## begin PROVIDED RECORDS

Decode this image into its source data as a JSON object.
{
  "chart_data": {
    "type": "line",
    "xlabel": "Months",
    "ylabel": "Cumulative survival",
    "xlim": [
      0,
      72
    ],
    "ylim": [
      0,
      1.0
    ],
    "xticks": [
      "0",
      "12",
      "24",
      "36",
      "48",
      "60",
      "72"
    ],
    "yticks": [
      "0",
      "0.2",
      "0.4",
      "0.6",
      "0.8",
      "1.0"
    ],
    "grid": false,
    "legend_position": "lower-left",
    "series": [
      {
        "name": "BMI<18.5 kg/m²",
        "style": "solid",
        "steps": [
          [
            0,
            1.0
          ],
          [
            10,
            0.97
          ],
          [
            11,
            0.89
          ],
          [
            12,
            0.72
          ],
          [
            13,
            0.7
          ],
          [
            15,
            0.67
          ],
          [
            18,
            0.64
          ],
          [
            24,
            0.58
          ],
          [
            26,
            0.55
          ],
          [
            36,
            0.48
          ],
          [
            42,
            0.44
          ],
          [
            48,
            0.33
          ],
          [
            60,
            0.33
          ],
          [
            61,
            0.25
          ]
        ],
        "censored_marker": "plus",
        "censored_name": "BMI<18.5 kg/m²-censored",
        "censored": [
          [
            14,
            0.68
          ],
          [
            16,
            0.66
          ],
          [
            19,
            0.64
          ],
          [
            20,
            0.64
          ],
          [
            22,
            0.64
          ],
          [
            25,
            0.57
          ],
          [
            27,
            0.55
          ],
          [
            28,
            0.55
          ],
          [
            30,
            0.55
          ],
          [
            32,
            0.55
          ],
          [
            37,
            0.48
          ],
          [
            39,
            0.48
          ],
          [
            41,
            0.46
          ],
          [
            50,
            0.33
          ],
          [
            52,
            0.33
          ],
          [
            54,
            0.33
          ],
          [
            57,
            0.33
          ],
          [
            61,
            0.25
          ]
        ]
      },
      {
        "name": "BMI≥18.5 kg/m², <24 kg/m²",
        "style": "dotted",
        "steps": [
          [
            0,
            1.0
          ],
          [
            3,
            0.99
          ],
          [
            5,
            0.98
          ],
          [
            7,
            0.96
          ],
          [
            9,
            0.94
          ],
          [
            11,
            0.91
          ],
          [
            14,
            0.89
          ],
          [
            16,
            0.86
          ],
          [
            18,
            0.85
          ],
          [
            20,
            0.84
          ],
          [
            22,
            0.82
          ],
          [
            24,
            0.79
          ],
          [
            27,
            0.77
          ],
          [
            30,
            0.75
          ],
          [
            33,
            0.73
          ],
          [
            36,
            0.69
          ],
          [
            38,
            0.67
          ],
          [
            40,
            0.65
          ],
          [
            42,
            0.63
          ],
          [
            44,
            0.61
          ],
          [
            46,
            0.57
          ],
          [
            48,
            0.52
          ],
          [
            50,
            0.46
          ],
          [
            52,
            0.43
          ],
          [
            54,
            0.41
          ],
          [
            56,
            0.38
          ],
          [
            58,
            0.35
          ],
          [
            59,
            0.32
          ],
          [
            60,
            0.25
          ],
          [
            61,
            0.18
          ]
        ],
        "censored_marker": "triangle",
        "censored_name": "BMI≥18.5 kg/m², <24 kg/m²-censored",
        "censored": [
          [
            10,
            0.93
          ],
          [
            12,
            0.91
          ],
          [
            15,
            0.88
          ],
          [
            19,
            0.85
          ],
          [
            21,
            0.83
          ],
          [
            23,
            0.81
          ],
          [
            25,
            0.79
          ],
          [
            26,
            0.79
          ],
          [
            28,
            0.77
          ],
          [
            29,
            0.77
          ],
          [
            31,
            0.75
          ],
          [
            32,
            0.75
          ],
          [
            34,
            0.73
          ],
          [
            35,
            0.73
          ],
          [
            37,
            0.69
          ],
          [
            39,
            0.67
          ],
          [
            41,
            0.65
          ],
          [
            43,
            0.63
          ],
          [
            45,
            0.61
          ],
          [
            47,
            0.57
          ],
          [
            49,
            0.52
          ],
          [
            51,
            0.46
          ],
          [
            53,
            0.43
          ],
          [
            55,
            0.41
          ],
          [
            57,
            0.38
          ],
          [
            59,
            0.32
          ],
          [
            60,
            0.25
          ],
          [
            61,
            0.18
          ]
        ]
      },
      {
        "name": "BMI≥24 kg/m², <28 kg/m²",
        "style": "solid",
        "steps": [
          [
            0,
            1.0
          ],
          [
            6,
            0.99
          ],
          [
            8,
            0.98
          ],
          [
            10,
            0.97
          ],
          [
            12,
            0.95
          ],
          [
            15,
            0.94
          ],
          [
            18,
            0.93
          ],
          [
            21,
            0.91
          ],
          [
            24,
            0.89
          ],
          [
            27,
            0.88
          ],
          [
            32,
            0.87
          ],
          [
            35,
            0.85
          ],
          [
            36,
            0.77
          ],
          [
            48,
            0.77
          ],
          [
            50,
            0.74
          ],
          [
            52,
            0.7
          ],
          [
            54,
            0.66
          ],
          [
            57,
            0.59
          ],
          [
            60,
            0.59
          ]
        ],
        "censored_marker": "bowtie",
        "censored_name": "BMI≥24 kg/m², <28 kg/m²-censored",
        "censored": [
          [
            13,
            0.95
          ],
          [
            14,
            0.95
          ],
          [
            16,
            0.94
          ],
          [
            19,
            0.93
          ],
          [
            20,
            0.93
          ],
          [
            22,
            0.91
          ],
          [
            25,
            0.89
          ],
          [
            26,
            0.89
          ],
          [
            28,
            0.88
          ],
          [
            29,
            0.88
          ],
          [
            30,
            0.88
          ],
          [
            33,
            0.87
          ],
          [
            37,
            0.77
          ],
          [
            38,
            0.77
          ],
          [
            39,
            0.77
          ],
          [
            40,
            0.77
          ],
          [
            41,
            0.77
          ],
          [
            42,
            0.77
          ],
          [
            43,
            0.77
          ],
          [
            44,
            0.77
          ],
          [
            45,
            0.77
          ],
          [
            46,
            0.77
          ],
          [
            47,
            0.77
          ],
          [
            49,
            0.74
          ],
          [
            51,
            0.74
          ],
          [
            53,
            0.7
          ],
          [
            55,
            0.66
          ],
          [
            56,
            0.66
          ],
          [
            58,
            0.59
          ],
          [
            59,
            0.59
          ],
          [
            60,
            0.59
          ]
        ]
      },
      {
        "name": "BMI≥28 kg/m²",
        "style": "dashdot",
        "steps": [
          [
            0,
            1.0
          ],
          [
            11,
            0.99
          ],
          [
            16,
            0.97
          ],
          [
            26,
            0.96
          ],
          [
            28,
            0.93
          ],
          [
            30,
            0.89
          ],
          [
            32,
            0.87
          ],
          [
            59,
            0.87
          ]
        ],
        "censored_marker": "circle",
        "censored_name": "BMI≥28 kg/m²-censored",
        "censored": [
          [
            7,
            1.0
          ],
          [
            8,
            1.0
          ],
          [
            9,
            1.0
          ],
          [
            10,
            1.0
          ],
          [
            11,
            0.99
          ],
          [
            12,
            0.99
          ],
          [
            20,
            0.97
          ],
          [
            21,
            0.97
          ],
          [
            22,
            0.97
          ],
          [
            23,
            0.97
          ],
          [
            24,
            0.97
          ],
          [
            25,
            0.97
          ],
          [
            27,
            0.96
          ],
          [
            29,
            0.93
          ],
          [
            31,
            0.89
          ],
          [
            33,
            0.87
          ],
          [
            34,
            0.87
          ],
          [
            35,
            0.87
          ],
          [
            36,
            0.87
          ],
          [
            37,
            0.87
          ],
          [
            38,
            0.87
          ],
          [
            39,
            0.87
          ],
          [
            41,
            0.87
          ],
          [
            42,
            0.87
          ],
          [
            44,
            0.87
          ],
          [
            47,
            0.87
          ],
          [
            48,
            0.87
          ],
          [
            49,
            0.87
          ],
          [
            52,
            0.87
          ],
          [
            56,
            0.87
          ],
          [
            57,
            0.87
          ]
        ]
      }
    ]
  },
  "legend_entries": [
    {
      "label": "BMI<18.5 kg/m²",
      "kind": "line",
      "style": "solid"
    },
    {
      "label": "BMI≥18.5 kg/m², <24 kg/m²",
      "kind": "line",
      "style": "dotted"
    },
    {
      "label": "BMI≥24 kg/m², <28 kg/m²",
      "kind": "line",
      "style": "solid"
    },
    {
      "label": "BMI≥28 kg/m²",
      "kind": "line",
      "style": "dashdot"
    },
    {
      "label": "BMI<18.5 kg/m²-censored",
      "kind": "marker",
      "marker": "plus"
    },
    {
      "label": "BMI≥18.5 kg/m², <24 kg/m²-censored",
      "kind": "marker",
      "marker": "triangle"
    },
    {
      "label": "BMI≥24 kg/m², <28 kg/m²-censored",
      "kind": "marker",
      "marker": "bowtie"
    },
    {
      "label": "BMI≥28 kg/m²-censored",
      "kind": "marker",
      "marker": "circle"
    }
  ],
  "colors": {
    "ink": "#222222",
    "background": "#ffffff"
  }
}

## end PROVIDED RECORDS

**WHAT TO DO:** From the entries above, extract each line containing "triangle".

**SOLUTION TO THIS TASK:**
        "censored_marker": "triangle",
      "marker": "triangle"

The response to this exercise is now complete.